• **Page**:
* Start *

Alberto Maximo Zozaya (13 April 1908 – 17 February 1981) was an Argentine football striker who played most of his career for Estudiantes de La Plata and represented the Argentina national team.

Playing career
Alberto "Don Padilla" Zozaya started his career in the early 1930s with Estudiantes. He was the first player to score a goal in the professional era of Argentine football, which began in 1931.

Zozaya became an integral part of the Estudiantes team of the 1930s nicknamed "Los Profesores" (The Professors). In 1931 he scored 33 goals in the league to become the top scorer in the Primera División Argentina and the whole of South America.

In 1937 Zozaya played in the South American Championship 1937 helping Argentina to win the title with a contribution of 5 goals.

In 1939 Zozaya moved to Racing Club de Avellaneda but he only played 2 games before moving to Bella Vista in Uruguay but he did not settle there either and retired at the end of the 1940 season.

* End *

• **Goal of the exercise**: Reproduce the passage on Alberto Zozaya word for word, between "Alberto Maximo Zozaya" and "of South America.", inclusive.

• **Entries provided**:
* Start *

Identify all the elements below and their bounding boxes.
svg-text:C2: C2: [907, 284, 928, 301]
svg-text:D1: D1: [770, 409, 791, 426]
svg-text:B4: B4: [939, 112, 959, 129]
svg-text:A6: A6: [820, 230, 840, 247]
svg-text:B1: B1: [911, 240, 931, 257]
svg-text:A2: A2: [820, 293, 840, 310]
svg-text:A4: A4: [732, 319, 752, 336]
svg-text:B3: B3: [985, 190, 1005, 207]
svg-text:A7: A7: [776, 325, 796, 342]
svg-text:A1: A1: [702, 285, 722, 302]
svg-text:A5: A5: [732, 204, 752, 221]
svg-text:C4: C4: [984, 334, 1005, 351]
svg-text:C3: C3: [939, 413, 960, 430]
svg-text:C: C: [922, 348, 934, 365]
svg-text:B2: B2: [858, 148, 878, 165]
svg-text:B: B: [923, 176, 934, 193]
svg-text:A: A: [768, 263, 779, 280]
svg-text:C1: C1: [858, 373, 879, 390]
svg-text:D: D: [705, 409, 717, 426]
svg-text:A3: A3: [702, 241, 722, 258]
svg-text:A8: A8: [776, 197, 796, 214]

* End *

• **The completed task**:
Alberto Maximo Zozaya (13 April 1908 – 17 February 1981) was an Argentine football striker who played most of his career for Estudiantes de La Plata and represented the Argentina national team.

Playing career
Alberto "Don Padilla" Zozaya started his career in the early 1930s with Estudiantes. He was the first player to score a goal in the professional era of Argentine football, which began in 1931.

Zozaya became an integral part of the Estudiantes team of the 1930s nicknamed "Los Profesores" (The Professors). In 1931 he scored 33 goals in the league to become the top scorer in the Primera División Argentina and the whole of South America.